- **AIM OF THE TASK**:
Narrow the data below down to the lines containing "Переработка".

## Start RECORDS PROVIDED

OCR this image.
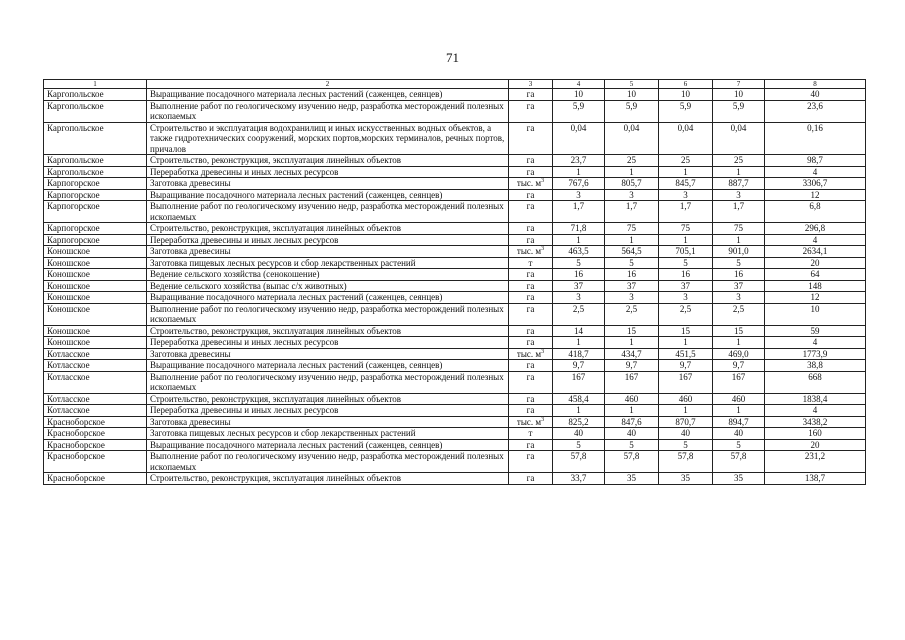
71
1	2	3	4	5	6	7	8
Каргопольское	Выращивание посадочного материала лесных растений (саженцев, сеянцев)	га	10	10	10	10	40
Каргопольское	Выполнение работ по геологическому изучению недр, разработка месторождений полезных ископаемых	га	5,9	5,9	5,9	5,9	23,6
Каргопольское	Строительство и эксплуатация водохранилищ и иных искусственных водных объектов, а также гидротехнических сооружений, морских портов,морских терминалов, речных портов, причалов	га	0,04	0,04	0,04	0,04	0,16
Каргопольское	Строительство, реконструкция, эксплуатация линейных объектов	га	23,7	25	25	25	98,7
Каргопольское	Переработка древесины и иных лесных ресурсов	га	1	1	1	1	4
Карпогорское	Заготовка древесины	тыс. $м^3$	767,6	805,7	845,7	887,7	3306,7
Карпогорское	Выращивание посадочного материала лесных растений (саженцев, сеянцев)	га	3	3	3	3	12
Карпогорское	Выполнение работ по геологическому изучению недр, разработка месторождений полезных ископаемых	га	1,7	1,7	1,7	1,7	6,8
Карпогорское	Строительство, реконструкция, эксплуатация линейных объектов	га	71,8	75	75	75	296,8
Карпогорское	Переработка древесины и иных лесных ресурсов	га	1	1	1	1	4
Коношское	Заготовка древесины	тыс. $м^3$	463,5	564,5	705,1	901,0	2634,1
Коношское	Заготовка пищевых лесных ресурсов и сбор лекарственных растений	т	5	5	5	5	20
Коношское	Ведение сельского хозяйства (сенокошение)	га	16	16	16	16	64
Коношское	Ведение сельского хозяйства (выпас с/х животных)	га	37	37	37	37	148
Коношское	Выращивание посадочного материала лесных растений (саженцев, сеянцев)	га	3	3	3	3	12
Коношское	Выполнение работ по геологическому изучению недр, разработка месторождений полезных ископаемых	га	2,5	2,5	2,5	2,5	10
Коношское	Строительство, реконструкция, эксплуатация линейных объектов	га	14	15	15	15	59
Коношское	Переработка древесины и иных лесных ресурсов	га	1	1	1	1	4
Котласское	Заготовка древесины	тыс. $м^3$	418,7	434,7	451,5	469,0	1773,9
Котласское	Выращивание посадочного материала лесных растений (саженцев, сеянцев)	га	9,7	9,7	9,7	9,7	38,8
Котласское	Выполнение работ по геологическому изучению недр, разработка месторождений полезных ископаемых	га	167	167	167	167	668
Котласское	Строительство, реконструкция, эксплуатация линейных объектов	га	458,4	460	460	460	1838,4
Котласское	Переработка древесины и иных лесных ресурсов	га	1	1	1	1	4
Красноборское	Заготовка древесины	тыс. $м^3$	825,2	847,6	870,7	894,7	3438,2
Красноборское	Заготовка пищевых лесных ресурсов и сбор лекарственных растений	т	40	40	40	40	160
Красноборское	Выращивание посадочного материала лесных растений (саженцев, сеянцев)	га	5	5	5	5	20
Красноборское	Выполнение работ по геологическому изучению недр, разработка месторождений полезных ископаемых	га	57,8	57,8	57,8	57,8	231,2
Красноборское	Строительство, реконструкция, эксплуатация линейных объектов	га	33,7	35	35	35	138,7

## End RECORDS PROVIDED
## Start RECORDS PROVIDED

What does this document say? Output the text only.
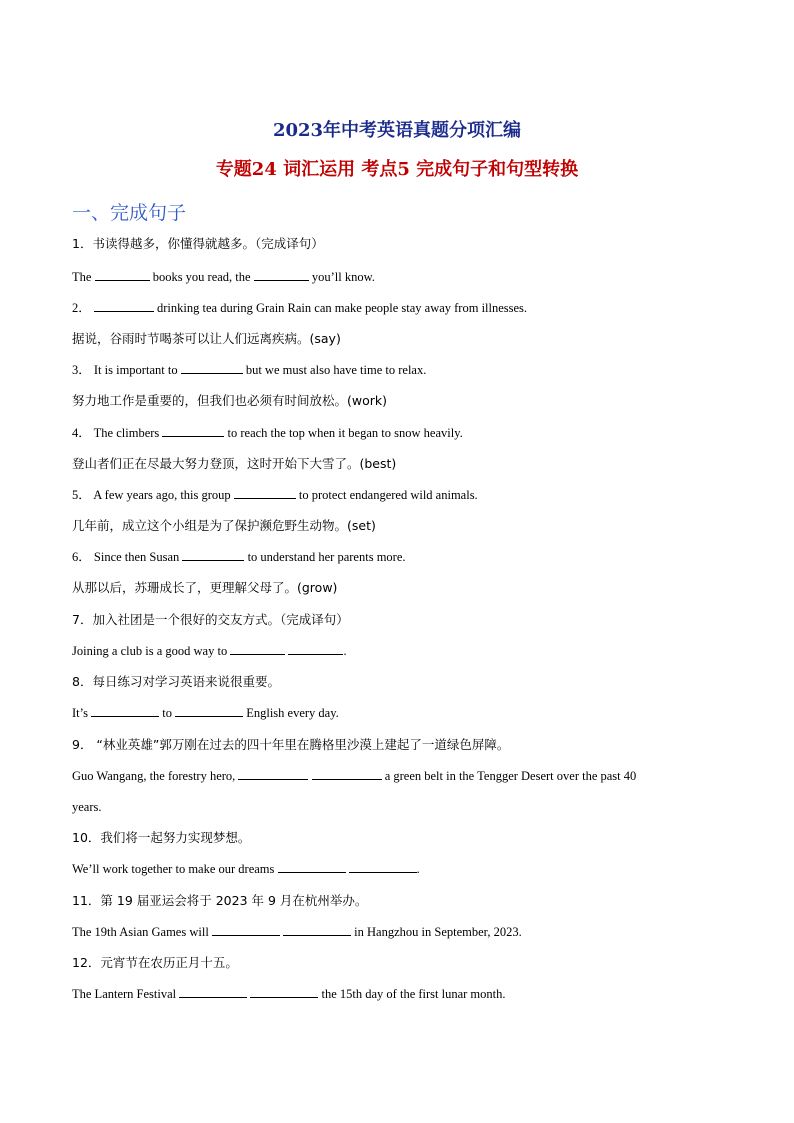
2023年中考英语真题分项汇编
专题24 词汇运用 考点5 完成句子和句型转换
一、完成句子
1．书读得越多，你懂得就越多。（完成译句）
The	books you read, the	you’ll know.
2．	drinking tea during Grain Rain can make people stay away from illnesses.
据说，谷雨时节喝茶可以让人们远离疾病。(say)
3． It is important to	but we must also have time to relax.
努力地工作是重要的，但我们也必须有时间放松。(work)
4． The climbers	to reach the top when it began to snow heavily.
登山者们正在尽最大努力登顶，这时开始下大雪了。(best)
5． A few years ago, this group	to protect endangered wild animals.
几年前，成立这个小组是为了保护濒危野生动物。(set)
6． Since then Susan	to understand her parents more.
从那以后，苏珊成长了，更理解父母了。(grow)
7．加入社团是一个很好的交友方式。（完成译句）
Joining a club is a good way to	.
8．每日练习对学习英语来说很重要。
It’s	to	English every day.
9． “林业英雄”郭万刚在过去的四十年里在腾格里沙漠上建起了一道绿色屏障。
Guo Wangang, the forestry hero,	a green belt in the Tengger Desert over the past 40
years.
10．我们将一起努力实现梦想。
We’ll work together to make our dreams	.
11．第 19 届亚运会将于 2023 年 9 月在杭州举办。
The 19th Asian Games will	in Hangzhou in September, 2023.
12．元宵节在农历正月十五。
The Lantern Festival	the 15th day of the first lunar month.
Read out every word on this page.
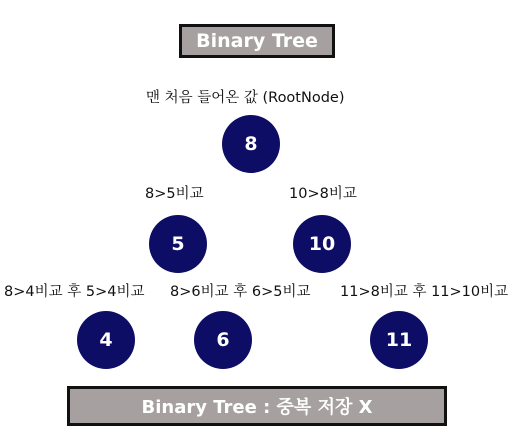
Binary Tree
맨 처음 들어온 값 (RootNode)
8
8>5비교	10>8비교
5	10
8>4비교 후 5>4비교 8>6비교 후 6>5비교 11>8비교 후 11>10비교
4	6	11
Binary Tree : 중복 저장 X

## End RECORDS PROVIDED
## Start RECORDS PROVIDED

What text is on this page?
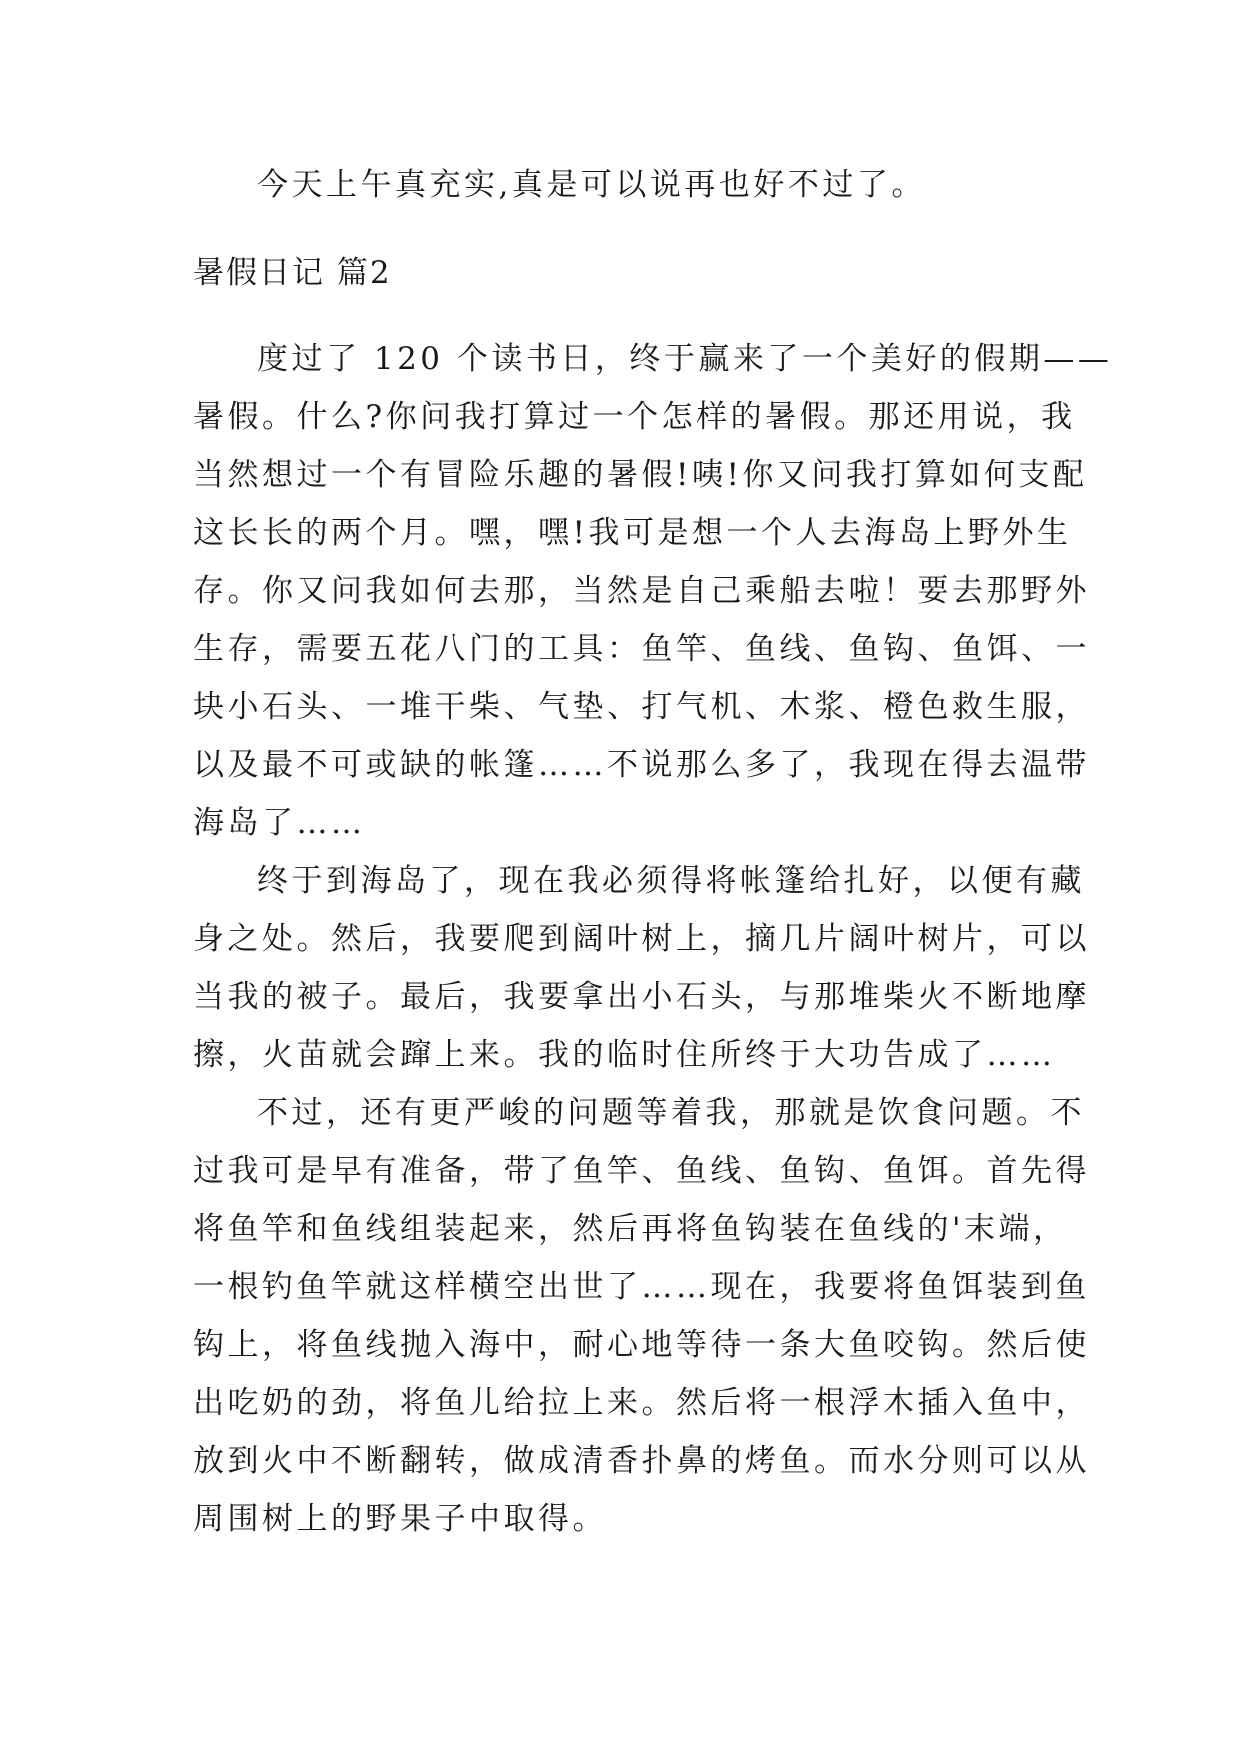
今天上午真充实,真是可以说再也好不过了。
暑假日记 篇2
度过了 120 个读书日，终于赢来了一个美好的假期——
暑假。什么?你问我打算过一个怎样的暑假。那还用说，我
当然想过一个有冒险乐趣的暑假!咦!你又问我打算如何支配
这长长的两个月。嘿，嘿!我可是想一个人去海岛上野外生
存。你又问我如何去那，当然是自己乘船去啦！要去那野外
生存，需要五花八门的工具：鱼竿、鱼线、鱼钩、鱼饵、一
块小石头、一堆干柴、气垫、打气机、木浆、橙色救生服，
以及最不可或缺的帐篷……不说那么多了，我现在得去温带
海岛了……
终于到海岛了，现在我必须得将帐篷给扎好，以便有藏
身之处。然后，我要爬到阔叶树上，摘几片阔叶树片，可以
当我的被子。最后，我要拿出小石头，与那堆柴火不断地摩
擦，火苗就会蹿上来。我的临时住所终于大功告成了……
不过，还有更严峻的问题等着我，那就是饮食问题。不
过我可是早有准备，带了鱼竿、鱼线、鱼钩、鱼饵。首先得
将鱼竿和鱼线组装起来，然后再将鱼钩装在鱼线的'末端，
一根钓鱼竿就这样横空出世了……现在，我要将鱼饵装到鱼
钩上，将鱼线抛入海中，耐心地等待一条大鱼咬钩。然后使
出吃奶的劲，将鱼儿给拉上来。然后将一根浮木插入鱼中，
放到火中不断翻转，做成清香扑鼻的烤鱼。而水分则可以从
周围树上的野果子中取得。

## End RECORDS PROVIDED

- **RESPONSE TO THIS TASK**:
Каргопольское	Переработка древесины и иных лесных ресурсов	га	1	1	1	1	4
Карпогорское	Переработка древесины и иных лесных ресурсов	га	1	1	1	1	4
Коношское	Переработка древесины и иных лесных ресурсов	га	1	1	1	1	4
Котласское	Переработка древесины и иных лесных ресурсов	га	1	1	1	1	4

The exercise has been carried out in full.